State the number of lines where "Land" appears. Add nothing else.
· · · · · · ·
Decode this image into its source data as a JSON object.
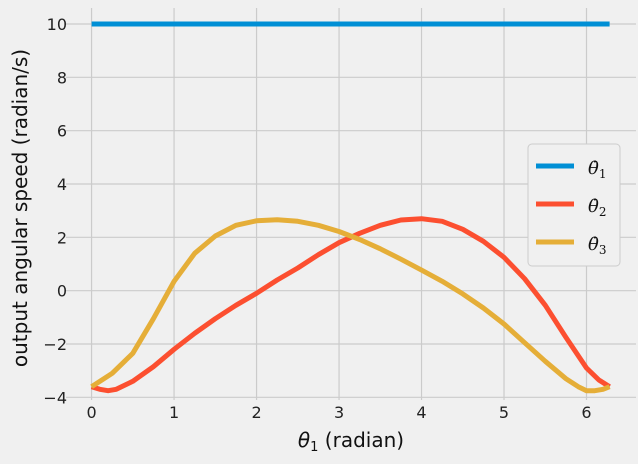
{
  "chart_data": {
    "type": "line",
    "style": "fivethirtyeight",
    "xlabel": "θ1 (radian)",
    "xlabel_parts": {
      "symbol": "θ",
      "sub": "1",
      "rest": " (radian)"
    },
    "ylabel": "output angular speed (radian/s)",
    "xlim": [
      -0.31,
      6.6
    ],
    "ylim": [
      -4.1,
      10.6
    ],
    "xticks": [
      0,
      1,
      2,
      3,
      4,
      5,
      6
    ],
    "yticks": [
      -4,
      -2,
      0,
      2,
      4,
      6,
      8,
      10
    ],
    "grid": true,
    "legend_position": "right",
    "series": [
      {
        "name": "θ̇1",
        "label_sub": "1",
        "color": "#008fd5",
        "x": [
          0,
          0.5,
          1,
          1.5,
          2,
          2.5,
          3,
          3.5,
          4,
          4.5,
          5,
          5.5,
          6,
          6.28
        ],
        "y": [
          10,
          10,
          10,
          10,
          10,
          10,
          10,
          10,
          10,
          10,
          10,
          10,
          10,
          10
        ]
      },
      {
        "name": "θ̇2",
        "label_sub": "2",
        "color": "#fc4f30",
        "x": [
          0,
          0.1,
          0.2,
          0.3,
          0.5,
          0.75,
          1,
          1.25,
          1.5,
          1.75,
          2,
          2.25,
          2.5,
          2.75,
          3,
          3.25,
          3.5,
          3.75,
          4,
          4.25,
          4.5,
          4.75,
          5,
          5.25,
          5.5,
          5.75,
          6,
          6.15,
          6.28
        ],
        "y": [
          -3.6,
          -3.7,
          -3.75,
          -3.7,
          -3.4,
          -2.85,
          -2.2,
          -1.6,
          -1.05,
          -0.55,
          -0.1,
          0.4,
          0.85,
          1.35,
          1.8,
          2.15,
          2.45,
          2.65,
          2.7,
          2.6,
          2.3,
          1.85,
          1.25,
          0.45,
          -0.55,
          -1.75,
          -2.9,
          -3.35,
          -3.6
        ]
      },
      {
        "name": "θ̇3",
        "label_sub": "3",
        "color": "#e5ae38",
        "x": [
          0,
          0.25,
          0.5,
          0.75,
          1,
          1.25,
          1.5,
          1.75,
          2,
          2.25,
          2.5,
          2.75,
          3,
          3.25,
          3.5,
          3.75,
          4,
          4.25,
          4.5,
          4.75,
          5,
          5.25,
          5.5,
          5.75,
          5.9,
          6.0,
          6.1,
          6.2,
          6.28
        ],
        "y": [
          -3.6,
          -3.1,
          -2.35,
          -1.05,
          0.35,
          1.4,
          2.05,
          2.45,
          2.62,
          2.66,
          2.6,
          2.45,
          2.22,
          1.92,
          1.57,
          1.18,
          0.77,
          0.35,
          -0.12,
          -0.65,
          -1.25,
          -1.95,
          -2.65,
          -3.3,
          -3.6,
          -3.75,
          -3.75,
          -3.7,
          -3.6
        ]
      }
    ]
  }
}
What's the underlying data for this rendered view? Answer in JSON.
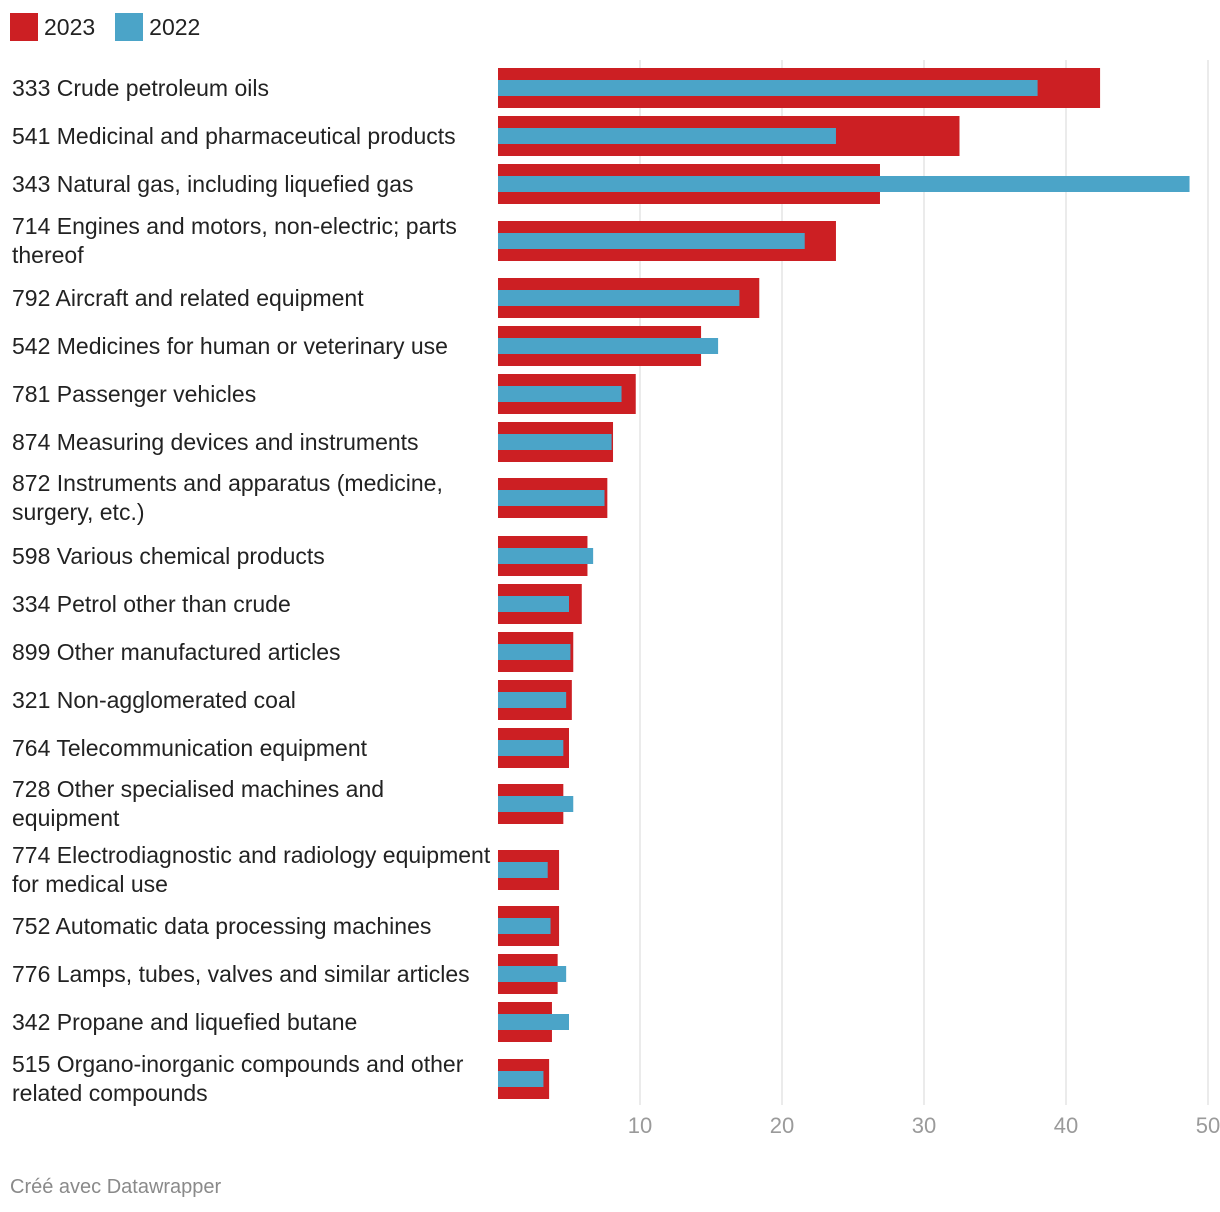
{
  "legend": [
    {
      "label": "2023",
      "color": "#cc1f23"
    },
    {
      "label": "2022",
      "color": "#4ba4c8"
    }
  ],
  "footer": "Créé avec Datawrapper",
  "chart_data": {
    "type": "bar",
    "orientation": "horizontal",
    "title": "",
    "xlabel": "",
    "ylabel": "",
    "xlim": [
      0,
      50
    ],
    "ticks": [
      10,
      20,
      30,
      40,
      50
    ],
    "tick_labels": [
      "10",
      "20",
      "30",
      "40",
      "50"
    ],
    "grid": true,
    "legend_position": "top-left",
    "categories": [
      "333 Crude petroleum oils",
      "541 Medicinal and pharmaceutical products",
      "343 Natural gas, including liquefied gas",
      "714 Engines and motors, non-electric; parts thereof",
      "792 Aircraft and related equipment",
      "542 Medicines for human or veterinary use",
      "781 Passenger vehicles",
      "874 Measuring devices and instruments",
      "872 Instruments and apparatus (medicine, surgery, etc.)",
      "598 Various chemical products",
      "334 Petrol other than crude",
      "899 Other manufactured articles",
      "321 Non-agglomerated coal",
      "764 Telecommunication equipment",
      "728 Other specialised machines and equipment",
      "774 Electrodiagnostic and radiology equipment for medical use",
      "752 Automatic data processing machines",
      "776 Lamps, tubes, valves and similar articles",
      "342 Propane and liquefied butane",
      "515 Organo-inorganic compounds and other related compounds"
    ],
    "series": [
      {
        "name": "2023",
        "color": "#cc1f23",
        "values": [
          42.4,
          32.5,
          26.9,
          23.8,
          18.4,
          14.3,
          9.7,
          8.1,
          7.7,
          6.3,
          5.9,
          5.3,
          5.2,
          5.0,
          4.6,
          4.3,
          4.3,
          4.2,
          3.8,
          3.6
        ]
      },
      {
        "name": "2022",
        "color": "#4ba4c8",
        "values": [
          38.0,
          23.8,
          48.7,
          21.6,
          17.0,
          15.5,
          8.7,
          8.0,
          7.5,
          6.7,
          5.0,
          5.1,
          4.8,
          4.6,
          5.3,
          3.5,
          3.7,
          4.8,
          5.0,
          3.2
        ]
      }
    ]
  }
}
· · · · · · ·
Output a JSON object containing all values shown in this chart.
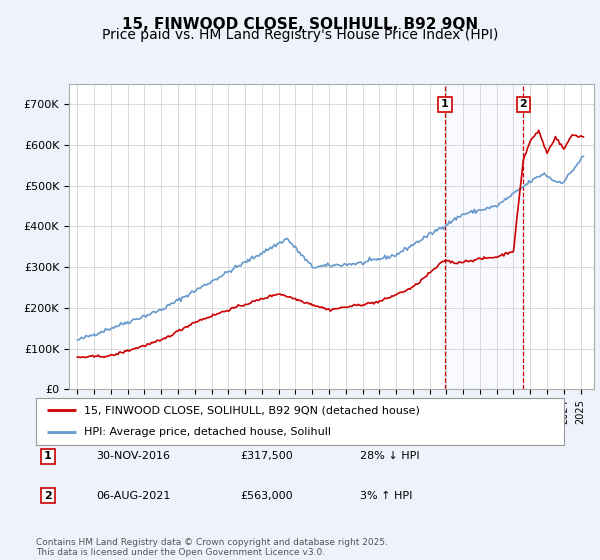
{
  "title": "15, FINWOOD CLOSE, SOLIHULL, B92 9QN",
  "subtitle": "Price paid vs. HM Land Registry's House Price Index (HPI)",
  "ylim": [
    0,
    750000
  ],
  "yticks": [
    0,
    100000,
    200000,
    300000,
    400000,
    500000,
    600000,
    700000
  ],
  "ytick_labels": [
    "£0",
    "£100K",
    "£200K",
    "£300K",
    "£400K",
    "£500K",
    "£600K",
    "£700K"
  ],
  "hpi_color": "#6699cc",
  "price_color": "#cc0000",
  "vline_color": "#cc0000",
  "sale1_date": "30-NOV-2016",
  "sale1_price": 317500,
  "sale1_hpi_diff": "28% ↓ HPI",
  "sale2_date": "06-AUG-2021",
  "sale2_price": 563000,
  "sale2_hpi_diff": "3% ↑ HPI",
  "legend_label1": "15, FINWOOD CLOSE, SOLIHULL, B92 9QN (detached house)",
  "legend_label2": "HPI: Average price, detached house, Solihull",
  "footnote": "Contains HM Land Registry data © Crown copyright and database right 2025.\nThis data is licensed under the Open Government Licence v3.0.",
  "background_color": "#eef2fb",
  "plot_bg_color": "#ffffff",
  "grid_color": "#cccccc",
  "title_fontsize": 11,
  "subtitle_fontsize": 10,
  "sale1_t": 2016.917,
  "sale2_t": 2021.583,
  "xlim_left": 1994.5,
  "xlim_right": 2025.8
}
· · · · · · ·
Written response: 2